→ TASK TO COMPLETE:
Copy down every line where the string "Чугуны" shows up.

-- begin DATA TO PROCESS --

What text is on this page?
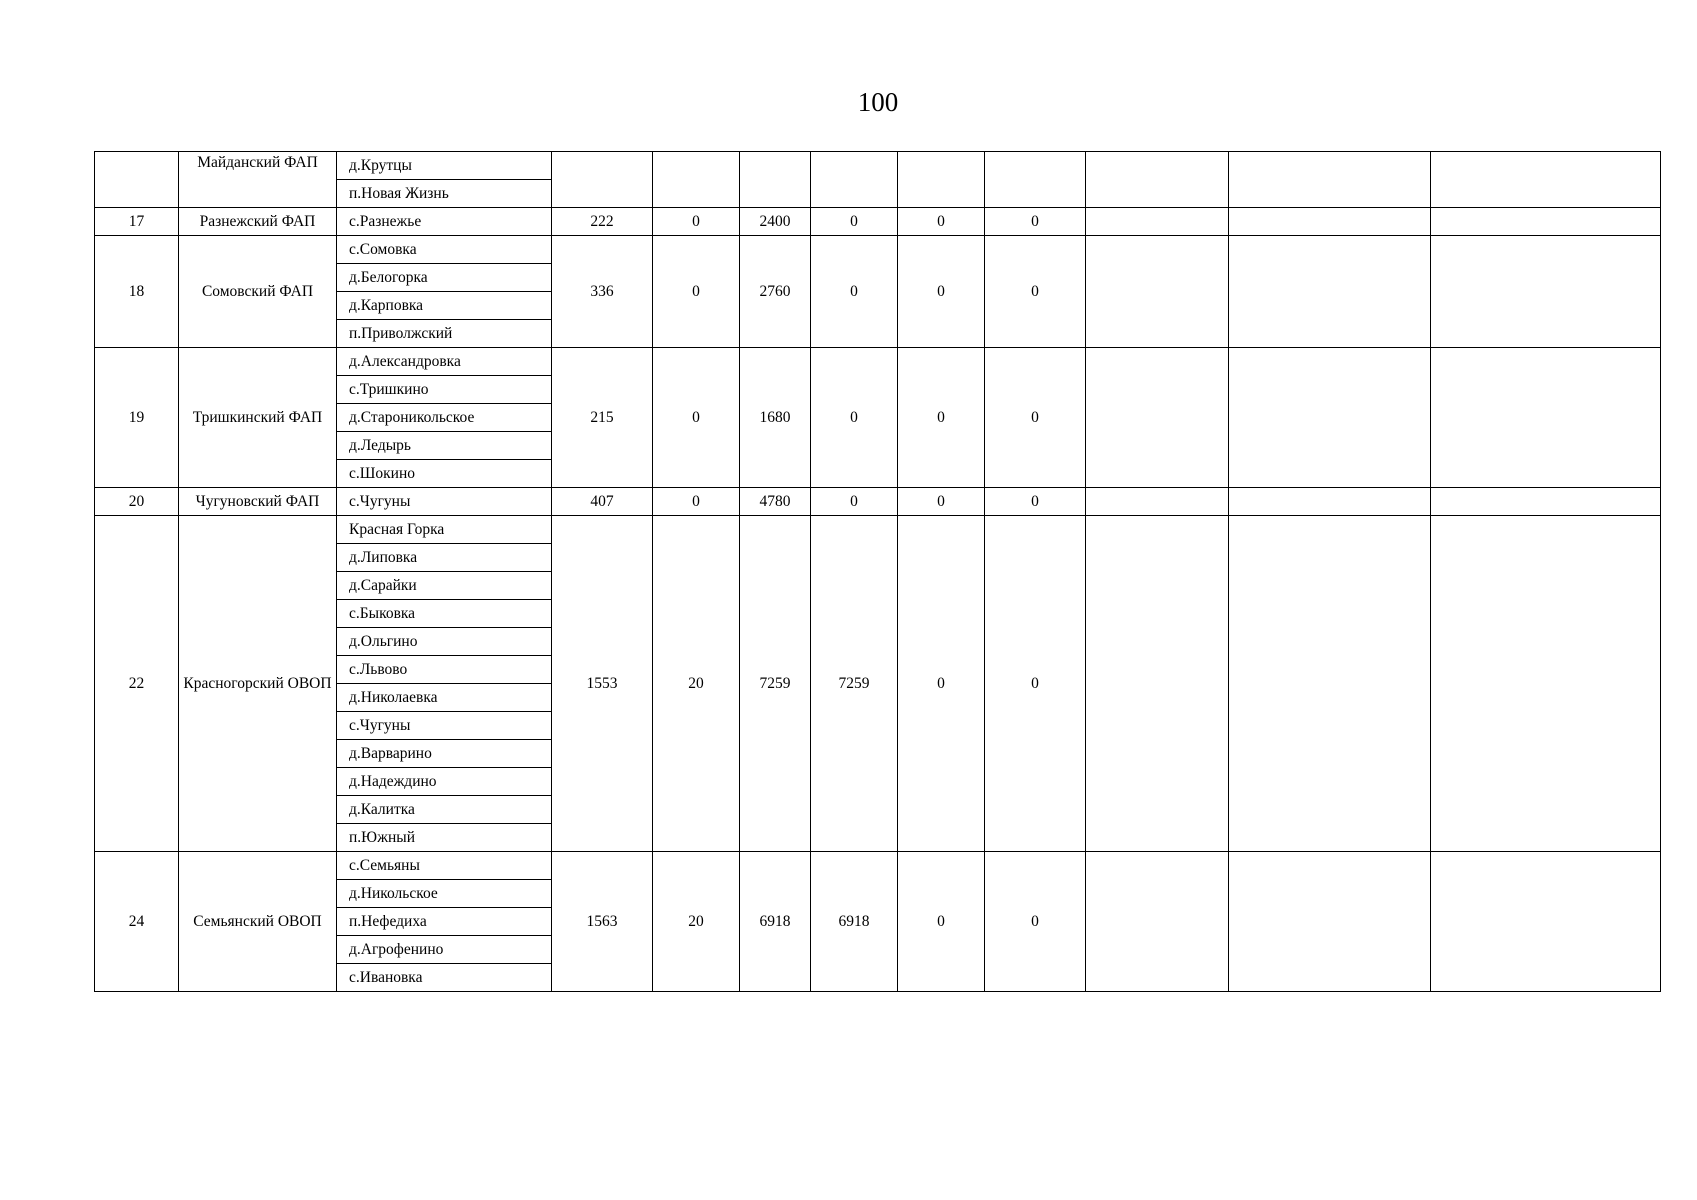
100
	Майданский ФАП	д.Крутцы									
		п.Новая Жизнь									
17	Разнежский ФАП	с.Разнежье	222	0	2400	0	0	0			
18	Сомовский ФАП	с.Сомовка	336	0	2760	0	0	0			
		д.Белогорка									
		д.Карповка									
		п.Приволжский									
19	Тришкинский ФАП	д.Александровка	215	0	1680	0	0	0			
		с.Тришкино									
		д.Староникольское									
		д.Ледырь									
		с.Шокино									
20	Чугуновский ФАП	с.Чугуны	407	0	4780	0	0	0			
22	Красногорский ОВОП	Красная Горка	1553	20	7259	7259	0	0			
		д.Липовка									
		д.Сарайки									
		с.Быковка									
		д.Ольгино									
		с.Львово									
		д.Николаевка									
		с.Чугуны									
		д.Варварино									
		д.Надеждино									
		д.Калитка									
		п.Южный									
24	Семьянский ОВОП	с.Семьяны	1563	20	6918	6918	0	0			
		д.Никольское									
		п.Нефедиха									
		д.Агрофенино									
		с.Ивановка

-- end DATA TO PROCESS --

→ CORRECT RESULT:
20	Чугуновский ФАП	с.Чугуны	407	0	4780	0	0	0			
		с.Чугуны									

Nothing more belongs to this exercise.